# Document section
::::

When the “body” of the robot is inflated, it arches; when the “legs” are inflated, the robot stands up. Sequential pressurization and depressurization of the legs allows the robot to walk to a barrier (a glass plate). Deflation of the body decreases the height of the robot, and a different sequence of actuation of the legs gives it a kind of undulatory motion, and allows it to wiggle under the barrier. Once on the other side, re-inflation of the body allows it to resume its walk.

Image courtesy of George Whitesides

Science & Tech

Soft-bots

5 min read

Harvard professor’s work challenges traditional image of robotics

What do you think of when you hear the word “robot”? If you’re like most folks, you probably imagine something like Gort from “The Day the Earth Stood Still” — a lumbering metal machine designed to resemble a human.

George M. Whitesides, on the other hand, thinks of squid.

Whitesides, the Woodford L. and Ann A. Flowers University Professor, and his research team have developed an array of “soft” robots based on natural forms, including squid and starfish. Whitesides envisions using the pneumatically powered robots to aid disaster recovery efforts by squeezing into the rubble left by an earthquake to locate survivors, or as a way to free up a surgeon’s hands in the operating room. The work is described in the Proceedings of the National Academy of Sciences (PNAS) this month.

“If you look around, most robots are things that either look like humans, or like parts of humans,” Whitesides said. “The robots that work on automobile assembly lines are just the upper half of a human being that’s bolted to the ground.

“There are all kinds of animals, however, that do things in very different ways, and those creatures have not been looked at carefully because we have gotten fixed on a particular point of view,” Whitesides continued. “The key to this research is that we asked the question, ‘Why can’t we do something that’s squidlike?’”

Inspired by natural forms, Whitesides’ team went to work, eventually building starfish- and squidlike robots capable of surprisingly delicate operations such as picking up a raw egg without breaking the shell.

::::

# Exercise instructions
Rewrite the soft robots article from "Harvard professor’s work" through "resemble a human.", swapping "machine" for "device".

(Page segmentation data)
::::

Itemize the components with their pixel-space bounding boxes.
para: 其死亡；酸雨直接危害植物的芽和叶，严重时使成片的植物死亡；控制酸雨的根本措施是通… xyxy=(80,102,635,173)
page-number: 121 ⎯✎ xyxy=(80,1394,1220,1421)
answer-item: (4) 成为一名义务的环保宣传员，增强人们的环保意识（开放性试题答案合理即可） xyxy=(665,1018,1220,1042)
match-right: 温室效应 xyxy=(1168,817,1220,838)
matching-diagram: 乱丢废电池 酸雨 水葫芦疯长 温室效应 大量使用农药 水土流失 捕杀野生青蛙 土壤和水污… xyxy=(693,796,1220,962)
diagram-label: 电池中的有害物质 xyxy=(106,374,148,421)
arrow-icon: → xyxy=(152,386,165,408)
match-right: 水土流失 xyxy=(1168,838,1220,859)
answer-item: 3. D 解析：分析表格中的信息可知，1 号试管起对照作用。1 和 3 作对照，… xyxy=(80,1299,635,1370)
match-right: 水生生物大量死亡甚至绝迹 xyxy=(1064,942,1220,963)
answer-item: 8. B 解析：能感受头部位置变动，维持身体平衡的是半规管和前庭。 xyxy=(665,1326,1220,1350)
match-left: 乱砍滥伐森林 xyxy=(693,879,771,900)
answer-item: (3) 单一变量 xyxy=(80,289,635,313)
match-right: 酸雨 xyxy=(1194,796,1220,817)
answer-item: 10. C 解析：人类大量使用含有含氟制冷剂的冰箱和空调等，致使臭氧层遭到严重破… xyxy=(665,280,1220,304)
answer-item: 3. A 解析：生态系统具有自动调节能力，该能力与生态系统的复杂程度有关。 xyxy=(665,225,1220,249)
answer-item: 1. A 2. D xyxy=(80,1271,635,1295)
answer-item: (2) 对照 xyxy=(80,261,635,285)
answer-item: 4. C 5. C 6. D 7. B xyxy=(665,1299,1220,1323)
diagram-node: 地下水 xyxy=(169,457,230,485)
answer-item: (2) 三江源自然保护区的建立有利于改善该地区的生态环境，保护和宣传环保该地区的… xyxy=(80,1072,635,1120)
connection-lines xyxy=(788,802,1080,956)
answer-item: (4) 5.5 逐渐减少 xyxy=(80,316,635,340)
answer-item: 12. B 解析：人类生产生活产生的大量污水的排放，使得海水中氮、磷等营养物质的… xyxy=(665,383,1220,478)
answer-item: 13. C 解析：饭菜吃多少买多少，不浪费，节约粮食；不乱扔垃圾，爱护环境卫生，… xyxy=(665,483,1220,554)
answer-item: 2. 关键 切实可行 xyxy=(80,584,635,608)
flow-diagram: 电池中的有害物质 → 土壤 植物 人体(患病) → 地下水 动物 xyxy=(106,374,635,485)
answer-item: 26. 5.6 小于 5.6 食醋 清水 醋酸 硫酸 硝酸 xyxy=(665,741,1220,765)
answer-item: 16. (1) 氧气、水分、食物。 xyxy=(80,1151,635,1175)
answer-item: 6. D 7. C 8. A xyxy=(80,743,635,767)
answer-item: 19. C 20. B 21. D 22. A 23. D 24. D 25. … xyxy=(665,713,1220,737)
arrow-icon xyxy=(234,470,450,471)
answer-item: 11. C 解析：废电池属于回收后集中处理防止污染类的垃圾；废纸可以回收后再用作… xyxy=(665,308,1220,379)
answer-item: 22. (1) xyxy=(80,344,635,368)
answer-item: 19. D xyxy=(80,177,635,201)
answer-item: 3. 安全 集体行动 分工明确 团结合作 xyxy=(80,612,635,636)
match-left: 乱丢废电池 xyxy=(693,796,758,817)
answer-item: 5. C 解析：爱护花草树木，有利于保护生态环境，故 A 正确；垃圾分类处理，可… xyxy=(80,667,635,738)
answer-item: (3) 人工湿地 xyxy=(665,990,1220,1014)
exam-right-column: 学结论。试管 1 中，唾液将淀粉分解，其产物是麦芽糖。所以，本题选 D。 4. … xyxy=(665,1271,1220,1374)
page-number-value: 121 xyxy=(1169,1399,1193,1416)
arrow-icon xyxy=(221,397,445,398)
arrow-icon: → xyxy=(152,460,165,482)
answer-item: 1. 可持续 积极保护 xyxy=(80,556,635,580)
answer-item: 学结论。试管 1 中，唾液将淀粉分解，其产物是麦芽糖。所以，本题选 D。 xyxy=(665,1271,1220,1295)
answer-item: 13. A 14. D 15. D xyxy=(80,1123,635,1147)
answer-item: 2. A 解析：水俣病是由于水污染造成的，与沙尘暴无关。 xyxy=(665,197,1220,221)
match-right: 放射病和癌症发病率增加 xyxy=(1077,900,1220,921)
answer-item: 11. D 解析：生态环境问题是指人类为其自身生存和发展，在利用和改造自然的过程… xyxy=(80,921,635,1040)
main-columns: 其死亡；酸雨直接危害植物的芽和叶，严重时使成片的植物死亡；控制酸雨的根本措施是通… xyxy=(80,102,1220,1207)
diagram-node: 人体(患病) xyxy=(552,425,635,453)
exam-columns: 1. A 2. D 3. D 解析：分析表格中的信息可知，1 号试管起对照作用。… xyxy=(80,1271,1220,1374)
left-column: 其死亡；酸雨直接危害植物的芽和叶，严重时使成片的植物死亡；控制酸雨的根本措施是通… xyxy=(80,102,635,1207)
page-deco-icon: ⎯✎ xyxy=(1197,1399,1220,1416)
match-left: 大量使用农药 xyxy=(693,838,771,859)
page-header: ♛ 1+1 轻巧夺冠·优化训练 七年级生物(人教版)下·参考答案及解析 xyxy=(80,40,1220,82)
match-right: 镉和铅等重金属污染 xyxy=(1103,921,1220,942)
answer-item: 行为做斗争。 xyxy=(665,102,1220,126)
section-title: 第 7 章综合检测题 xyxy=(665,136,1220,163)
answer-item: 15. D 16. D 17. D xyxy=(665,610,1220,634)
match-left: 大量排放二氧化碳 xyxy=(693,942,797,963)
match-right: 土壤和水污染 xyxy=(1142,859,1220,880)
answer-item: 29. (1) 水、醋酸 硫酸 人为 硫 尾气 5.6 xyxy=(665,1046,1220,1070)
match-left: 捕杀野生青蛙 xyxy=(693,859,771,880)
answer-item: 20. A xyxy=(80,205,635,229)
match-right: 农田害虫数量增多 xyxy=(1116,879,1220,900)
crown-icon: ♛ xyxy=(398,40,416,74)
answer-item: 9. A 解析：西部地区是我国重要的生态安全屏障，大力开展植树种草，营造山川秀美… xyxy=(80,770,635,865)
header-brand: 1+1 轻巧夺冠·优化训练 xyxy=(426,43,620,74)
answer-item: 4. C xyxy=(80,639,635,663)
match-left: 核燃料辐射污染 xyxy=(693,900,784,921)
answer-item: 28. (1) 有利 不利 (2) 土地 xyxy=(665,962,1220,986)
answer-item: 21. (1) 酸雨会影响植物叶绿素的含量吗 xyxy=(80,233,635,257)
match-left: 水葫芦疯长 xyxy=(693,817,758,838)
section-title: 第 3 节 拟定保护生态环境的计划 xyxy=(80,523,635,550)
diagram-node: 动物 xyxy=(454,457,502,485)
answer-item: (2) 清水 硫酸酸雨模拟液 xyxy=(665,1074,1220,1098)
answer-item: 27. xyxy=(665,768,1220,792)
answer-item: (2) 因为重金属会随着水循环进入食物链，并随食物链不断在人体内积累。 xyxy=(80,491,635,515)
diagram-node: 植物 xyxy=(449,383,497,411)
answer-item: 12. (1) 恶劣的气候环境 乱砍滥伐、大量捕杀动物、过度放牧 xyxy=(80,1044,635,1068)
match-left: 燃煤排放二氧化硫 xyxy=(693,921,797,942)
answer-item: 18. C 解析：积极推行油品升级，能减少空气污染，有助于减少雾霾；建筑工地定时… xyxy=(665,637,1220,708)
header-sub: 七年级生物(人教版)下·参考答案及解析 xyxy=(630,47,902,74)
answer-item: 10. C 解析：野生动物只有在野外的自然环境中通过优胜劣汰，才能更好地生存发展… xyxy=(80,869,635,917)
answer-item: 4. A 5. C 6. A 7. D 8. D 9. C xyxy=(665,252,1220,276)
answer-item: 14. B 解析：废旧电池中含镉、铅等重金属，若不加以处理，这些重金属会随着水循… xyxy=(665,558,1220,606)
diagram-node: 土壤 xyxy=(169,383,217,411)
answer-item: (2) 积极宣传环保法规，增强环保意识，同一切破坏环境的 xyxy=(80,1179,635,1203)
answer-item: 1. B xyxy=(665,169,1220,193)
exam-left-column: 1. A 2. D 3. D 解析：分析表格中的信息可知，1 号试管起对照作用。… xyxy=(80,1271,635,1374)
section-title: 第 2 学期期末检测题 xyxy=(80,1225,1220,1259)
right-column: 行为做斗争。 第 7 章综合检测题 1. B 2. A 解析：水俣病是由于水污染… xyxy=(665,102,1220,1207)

::::

# Written solution
Harvard professor’s work challenges traditional image of robotics

What do you think of when you hear the word “robot”? If you’re like most folks, you probably imagine something like Gort from “The Day the Earth Stood Still” — a lumbering metal device designed to resemble a human.